▶ _What you have to do_
Only the number is wanted: how many lines contain the word "Purturbation"?

[Dataset entries on figures]
+===+

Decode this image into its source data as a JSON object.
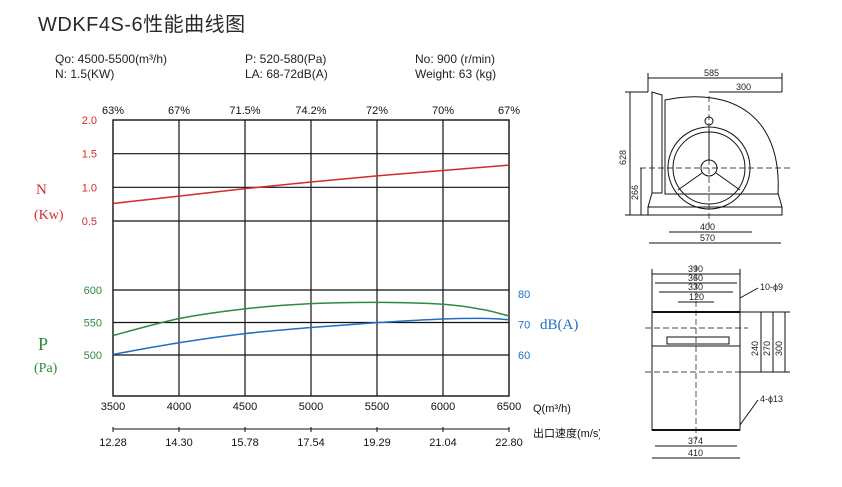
{
  "title": "WDKF4S-6性能曲线图",
  "specs": {
    "q": "Qo: 4500-5500(m³/h)",
    "p": "P: 520-580(Pa)",
    "n": "No: 900 (r/min)",
    "power": "N: 1.5(KW)",
    "la": "LA: 68-72dB(A)",
    "weight": "Weight: 63 (kg)"
  },
  "colors": {
    "power": "#d42a2a",
    "pressure": "#2e8a3e",
    "noise": "#1f6fc4",
    "grid": "#111111"
  },
  "chart_data": {
    "type": "line",
    "x": [
      3500,
      4000,
      4500,
      5000,
      5500,
      6000,
      6500
    ],
    "xlabel": "Q(m³/h)",
    "x_ticks": [
      "3500",
      "4000",
      "4500",
      "5000",
      "5500",
      "6000",
      "6500"
    ],
    "velocity_ticks": [
      "12.28",
      "14.30",
      "15.78",
      "17.54",
      "19.29",
      "21.04",
      "22.80"
    ],
    "velocity_label": "出口速度(m/s)",
    "efficiency_ticks": [
      "63%",
      "67%",
      "71.5%",
      "74.2%",
      "72%",
      "70%",
      "67%"
    ],
    "power_axis": {
      "label_1": "N",
      "label_2": "(Kw)",
      "ticks": [
        "2.0",
        "1.5",
        "1.0",
        "0.5"
      ],
      "ylim": [
        0.5,
        2.0
      ]
    },
    "pressure_axis": {
      "label_1": "P",
      "label_2": "(Pa)",
      "ticks": [
        "600",
        "550",
        "500"
      ],
      "ylim": [
        500,
        600
      ]
    },
    "noise_axis": {
      "label": "dB(A)",
      "ticks": [
        "80",
        "70",
        "60"
      ],
      "ylim": [
        60,
        80
      ]
    },
    "series": [
      {
        "axis": "power",
        "x": [
          3500,
          4000,
          4500,
          5000,
          5500,
          6000,
          6500
        ],
        "values": [
          0.76,
          0.87,
          0.98,
          1.08,
          1.17,
          1.25,
          1.33
        ]
      },
      {
        "axis": "pressure",
        "x": [
          3500,
          4000,
          4500,
          5000,
          5500,
          6000,
          6300,
          6500
        ],
        "values": [
          530,
          556,
          571,
          579,
          581,
          578,
          570,
          560
        ]
      },
      {
        "axis": "noise",
        "x": [
          3500,
          4000,
          4500,
          5000,
          5500,
          6000,
          6300,
          6500
        ],
        "values": [
          60.2,
          64.0,
          67.0,
          69.0,
          70.6,
          71.8,
          72.0,
          71.6
        ]
      }
    ]
  },
  "drawing": {
    "top": {
      "overall": "585",
      "half": "300",
      "height": "628",
      "center_height": "266",
      "base_inner": "400",
      "base_outer": "570"
    },
    "bottom": {
      "w390": "390",
      "w360": "360",
      "w330": "330",
      "w120": "120",
      "h240": "240",
      "h270": "270",
      "h300": "300",
      "w374": "374",
      "w410": "410",
      "holes_top": "10-ϕ9",
      "holes_bottom": "4-ϕ13"
    }
  }
}
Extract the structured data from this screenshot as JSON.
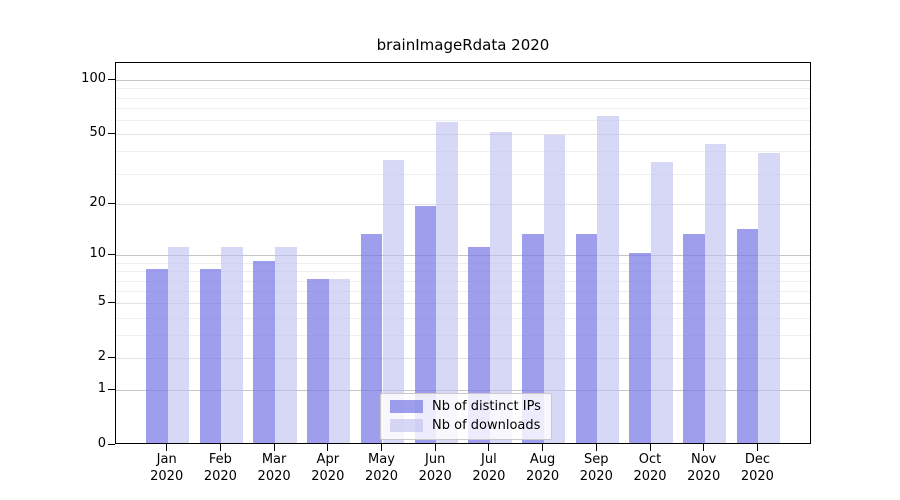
{
  "title": "brainImageRdata 2020",
  "colors": {
    "ips_bar": "rgba(120,120,230,0.72)",
    "downloads_bar": "rgba(190,190,240,0.62)",
    "grid_major": "#c6c6c6",
    "grid_minor": "#efefef",
    "axis": "#000000"
  },
  "legend": {
    "items": [
      {
        "label": "Nb of distinct IPs",
        "color": "rgba(120,120,230,0.72)"
      },
      {
        "label": "Nb of downloads",
        "color": "rgba(190,190,240,0.62)"
      }
    ]
  },
  "chart_data": {
    "type": "bar",
    "title": "brainImageRdata 2020",
    "categories": [
      "Jan 2020",
      "Feb 2020",
      "Mar 2020",
      "Apr 2020",
      "May 2020",
      "Jun 2020",
      "Jul 2020",
      "Aug 2020",
      "Sep 2020",
      "Oct 2020",
      "Nov 2020",
      "Dec 2020"
    ],
    "series": [
      {
        "name": "Nb of distinct IPs",
        "color": "rgba(120,120,230,0.72)",
        "values": [
          8,
          8,
          9,
          7,
          13,
          19,
          11,
          13,
          13,
          10,
          13,
          14
        ]
      },
      {
        "name": "Nb of downloads",
        "color": "rgba(190,190,240,0.62)",
        "values": [
          11,
          11,
          11,
          7,
          35,
          57,
          50,
          48,
          62,
          34,
          43,
          38
        ]
      }
    ],
    "xlabel": "",
    "ylabel": "",
    "y_scale": "log1p",
    "y_ticks": [
      0,
      1,
      2,
      5,
      10,
      20,
      50,
      100
    ],
    "y_minor_grid": [
      3,
      4,
      6,
      7,
      8,
      9,
      30,
      40,
      60,
      70,
      80,
      90
    ],
    "y_mid_grid": [
      2,
      5,
      20,
      50
    ],
    "ylim": [
      0,
      124
    ],
    "grid": "horizontal",
    "legend_position": "inside-bottom-center"
  }
}
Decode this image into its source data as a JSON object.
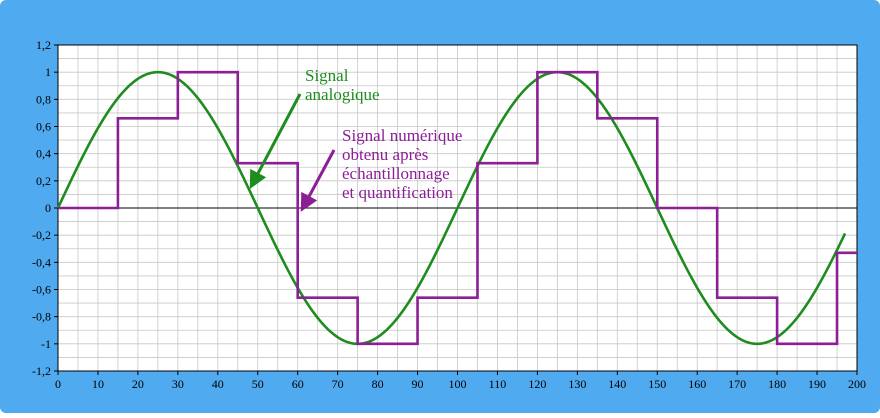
{
  "chart_data": {
    "type": "line",
    "title": "",
    "xlabel": "",
    "ylabel": "",
    "xlim": [
      0,
      200
    ],
    "ylim": [
      -1.2,
      1.2
    ],
    "grid": true,
    "legend": "none",
    "xticks": [
      0,
      10,
      20,
      30,
      40,
      50,
      60,
      70,
      80,
      90,
      100,
      110,
      120,
      130,
      140,
      150,
      160,
      170,
      180,
      190,
      200
    ],
    "yticks": [
      1.2,
      1,
      0.8,
      0.6,
      0.4,
      0.2,
      0,
      -0.2,
      -0.4,
      -0.6,
      -0.8,
      -1,
      -1.2
    ],
    "ytick_labels": [
      "1,2",
      "1",
      "0,8",
      "0,6",
      "0,4",
      "0,2",
      "0",
      "-0,2",
      "-0,4",
      "-0,6",
      "-0,8",
      "-1",
      "-1,2"
    ],
    "series": [
      {
        "name": "Signal analogique",
        "color": "#1e8c1e",
        "function": "sine",
        "amplitude": 1,
        "period": 100,
        "x_range": [
          0,
          197
        ],
        "x": [
          0,
          12.5,
          25,
          37.5,
          50,
          62.5,
          75,
          87.5,
          100,
          112.5,
          125,
          137.5,
          150,
          162.5,
          175,
          187.5,
          197
        ],
        "values": [
          0,
          0.707,
          1,
          0.707,
          0,
          -0.707,
          -1,
          -0.707,
          0,
          0.707,
          1,
          0.707,
          0,
          -0.707,
          -1,
          -0.707,
          -0.19
        ]
      },
      {
        "name": "Signal numérique obtenu après échantillonnage et quantification",
        "color": "#8c1e96",
        "style": "step",
        "x": [
          0,
          15,
          30,
          45,
          60,
          75,
          90,
          105,
          120,
          135,
          150,
          165,
          180,
          195,
          200
        ],
        "values": [
          0,
          0.66,
          1,
          0.33,
          -0.66,
          -1,
          -0.66,
          0.33,
          1,
          0.66,
          0,
          -0.66,
          -1,
          -0.33,
          -0.33
        ]
      }
    ],
    "annotations": [
      {
        "lines": [
          "Signal",
          "analogique"
        ],
        "color": "#1e8c1e"
      },
      {
        "lines": [
          "Signal numérique",
          "obtenu après",
          "échantillonnage",
          "et quantification"
        ],
        "color": "#8c1e96"
      }
    ]
  }
}
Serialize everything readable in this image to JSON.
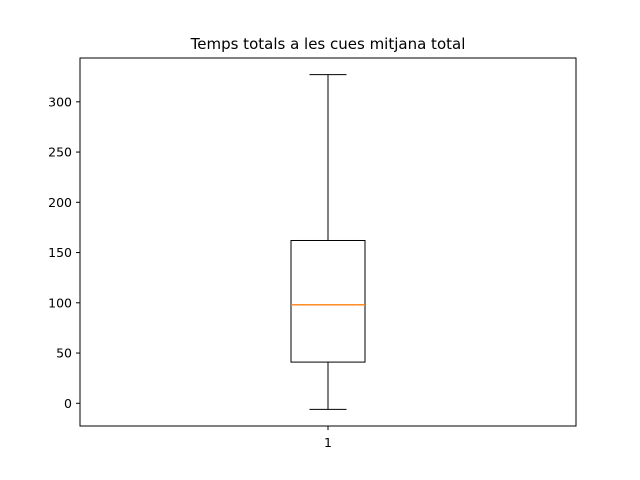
{
  "chart_data": {
    "type": "boxplot",
    "title": "Temps totals a les cues mitjana total",
    "categories": [
      "1"
    ],
    "boxes": [
      {
        "category": "1",
        "whisker_low": -6,
        "q1": 41,
        "median": 98,
        "q3": 162,
        "whisker_high": 327
      }
    ],
    "ylim": [
      -22.6,
      343.6
    ],
    "yticks": [
      0,
      50,
      100,
      150,
      200,
      250,
      300
    ],
    "ytick_labels": [
      "0",
      "50",
      "100",
      "150",
      "200",
      "250",
      "300"
    ],
    "grid": false,
    "median_color": "#ff7f0e",
    "box_color": "#000000"
  }
}
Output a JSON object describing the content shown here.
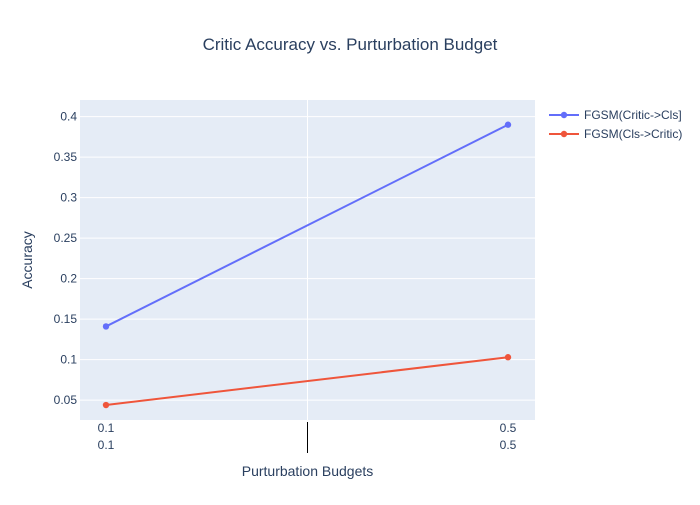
{
  "chart_data": {
    "type": "line",
    "title": "Critic Accuracy vs. Purturbation Budget",
    "xlabel": "Purturbation Budgets",
    "ylabel": "Accuracy",
    "x_categories": [
      "0.1",
      "0.5"
    ],
    "x_category_sublabels": [
      "0.1",
      "0.5"
    ],
    "yticks": [
      "0.05",
      "0.1",
      "0.15",
      "0.2",
      "0.25",
      "0.3",
      "0.35",
      "0.4"
    ],
    "ylim": [
      0.0255,
      0.4205
    ],
    "grid": true,
    "legend_position": "top-right",
    "series": [
      {
        "name": "FGSM(Critic->Cls]",
        "x": [
          "0.1",
          "0.5"
        ],
        "y": [
          0.141,
          0.39
        ],
        "color": "#636efa"
      },
      {
        "name": "FGSM(Cls->Critic)",
        "x": [
          "0.1",
          "0.5"
        ],
        "y": [
          0.044,
          0.103
        ],
        "color": "#ef553b"
      }
    ]
  },
  "colors": {
    "plot_background": "#e5ecf6",
    "grid": "#ffffff",
    "text": "#2a3f5f",
    "tick_text": "#2a3f5f"
  }
}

+===+

▶ _Answer to this exercise_
2